Save rendered SigPlot images with the notebook #26

Open sterre opened 5 years ago

We've talked about this some in person and on Slack. This issue is just trying to capture some of what we've discussed, with no strong organization.

Currently, when a saved notebook is re-opened, SigPlot widgets do not reliably show a rendered image without re-evaluating the generating cell and all dependencies. This is especially vexing in cases like nbviewer or GitHub / GitLab, and is likely a showstopper if the original data is no longer available.

There's some nascent logic in the extension around done and imageOutput that looks like it wants to capture a png from SigPlot and save it to the client for rich representation. This seems like a solid approach, with the only question being how to make that PNG repr display at the right time. It's possible that widgets and rich representation don't mix--this from a very quick experiment where I tried to add an HTML representation to the hello world widget.

Libraries like Matplotlib/Seaborn and Bokeh seem to address this by using a Javascript rich representation instead of a bona fide widget. I make this claim based on observing what's saved with a notebook containing figures from each library.

Matplotlib with %matplotlib notebook generates a Javascript and image representation. On load, the image is displayed until the cell is re-evaluated.
Matplotlib with %matplotlib inline just generates an image repr.
(Seaborn is a wrapper around Matplotlib, and its save semantics are the same.)
Bokeh generates a Javascript representation that appears to load the required library from a CDN (I believe it can also be inlined), plus a JSON representation that the Javascript code renders.

I thought D3 might be a reasonable analog to SigPlot, so went looking for some examples of D3 in a notebook. Here's what I found. None of these is as complete as we might like.

It appears that Javascript reprs take precedence over other rich reprs. This may depend on whether the notebook is trusted. If you return None from a _repr_* function, that repr is not used, which could potentially allow us to wait until a PNG was available before rendering it.

Whatever the representation in the saved notebook, it needs to deal gracefully with very large input data. Matplotlib and Bokeh do this by serializing the figure instead of the data. (There's a size inflation for small data sets, but a big saving on larger data.) A DataShader-style approach may also be relevant.

JupyterLab has a different extension model, and also restricts Javascript content.

@sterre

Currently, when a saved notebook is re-opened, SigPlot widgets do not reliably show a rendered image without re-evaluating the generating cell and all dependencies.

I'm going to generalize your point for a second to all related use cases and pose them as questions:

What should happen when you close a notebook and re-open?
What should happen when you export a notebook to HTML?
What should happen when you export a notebook to PDF?

Aside from (3), where the answer is export to PNG in a similar vein as matplotlib, (1) and (2) require more thought.

As a first pass, I think (1) and (2) should simply be export to PNG, which you referenced in the below paragraph. The final path will require more thought -- how do you preserve an interactive SigPlot with a large amount of data? Should you bother writing out that multi-MB HTML file? What do you do when the original resource is not available?

*-*-*

● Objectives
A - From the SigPlot issue thread, return word for word the passage that begins at the words "I'm going to" and stops after "notebook to PDF?".
B - Render this sentence from the SigPlot issue thread in Spanish: "JupyterLab has a different extension model, and also restricts Javascript content."

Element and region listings

*-*-*

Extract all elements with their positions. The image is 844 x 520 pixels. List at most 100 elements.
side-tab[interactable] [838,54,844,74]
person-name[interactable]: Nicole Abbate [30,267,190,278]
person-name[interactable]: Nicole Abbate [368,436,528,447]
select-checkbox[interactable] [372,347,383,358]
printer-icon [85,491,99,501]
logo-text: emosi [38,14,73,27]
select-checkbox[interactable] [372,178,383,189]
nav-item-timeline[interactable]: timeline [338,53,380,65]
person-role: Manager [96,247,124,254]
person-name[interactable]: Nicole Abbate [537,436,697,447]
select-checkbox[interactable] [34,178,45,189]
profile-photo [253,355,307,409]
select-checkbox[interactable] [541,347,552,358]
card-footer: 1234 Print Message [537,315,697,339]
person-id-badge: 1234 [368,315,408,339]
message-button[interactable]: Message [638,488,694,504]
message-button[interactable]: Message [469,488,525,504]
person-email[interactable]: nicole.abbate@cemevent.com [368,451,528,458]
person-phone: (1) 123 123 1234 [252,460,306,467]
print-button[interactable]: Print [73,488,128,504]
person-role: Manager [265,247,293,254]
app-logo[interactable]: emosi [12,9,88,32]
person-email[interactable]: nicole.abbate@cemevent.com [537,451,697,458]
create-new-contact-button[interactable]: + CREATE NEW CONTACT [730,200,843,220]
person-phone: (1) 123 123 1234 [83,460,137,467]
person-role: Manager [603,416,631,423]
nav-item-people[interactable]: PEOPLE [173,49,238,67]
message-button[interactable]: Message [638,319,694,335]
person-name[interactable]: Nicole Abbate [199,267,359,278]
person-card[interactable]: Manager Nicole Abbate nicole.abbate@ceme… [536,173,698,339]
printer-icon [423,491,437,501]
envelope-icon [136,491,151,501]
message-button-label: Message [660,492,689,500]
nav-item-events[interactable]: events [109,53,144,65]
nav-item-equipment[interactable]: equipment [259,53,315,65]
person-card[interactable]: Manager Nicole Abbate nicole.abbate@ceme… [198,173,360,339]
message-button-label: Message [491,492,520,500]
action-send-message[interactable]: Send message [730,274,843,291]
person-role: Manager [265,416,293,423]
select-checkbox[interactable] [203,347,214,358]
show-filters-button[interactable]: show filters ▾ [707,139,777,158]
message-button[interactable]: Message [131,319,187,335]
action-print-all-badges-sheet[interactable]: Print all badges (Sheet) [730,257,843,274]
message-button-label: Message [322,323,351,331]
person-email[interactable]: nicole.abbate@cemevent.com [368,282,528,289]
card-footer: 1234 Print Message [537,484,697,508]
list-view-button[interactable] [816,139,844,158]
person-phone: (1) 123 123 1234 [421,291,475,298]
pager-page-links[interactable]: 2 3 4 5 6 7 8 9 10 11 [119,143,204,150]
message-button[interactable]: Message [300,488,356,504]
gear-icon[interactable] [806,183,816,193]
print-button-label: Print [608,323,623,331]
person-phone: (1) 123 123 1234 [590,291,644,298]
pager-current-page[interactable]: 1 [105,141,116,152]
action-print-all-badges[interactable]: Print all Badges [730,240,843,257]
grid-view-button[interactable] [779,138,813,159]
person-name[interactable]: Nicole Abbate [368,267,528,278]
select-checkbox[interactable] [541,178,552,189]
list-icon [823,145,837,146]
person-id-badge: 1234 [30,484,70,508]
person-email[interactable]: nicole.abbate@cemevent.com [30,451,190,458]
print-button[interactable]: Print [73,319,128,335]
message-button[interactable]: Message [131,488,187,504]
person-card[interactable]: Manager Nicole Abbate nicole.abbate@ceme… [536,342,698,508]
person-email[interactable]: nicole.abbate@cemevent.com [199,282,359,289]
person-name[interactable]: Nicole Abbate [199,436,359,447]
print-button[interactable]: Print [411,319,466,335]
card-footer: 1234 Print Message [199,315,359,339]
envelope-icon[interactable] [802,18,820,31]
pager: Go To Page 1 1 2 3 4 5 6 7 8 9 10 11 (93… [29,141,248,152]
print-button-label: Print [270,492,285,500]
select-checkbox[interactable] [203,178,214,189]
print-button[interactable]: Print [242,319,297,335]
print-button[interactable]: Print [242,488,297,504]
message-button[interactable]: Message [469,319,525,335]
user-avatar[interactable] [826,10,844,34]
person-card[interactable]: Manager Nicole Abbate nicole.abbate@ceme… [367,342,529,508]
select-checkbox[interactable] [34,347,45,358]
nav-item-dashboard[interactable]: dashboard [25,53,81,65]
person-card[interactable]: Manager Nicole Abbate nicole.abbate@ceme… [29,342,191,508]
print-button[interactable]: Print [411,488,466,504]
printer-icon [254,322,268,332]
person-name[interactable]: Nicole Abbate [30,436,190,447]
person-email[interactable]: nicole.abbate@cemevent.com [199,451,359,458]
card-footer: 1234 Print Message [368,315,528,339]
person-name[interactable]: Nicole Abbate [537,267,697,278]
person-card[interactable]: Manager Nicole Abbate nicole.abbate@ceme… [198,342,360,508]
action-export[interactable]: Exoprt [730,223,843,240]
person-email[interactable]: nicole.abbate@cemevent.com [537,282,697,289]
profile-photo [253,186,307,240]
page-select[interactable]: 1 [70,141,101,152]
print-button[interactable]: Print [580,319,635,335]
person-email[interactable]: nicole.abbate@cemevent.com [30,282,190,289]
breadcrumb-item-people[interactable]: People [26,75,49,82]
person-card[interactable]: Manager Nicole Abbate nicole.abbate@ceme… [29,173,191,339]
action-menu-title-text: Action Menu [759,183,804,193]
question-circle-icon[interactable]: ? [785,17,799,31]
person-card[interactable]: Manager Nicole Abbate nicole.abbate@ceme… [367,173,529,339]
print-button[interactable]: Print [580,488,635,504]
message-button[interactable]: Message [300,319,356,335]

*-*-*

● Solution set
A -
I'm going to generalize your point for a second to all related use cases and pose them as questions:

What should happen when you close a notebook and re-open?
What should happen when you export a notebook to HTML?
What should happen when you export a notebook to PDF?

B - JupyterLab tiene un modelo de extensiones diferente y, además, restringe el contenido de Javascript.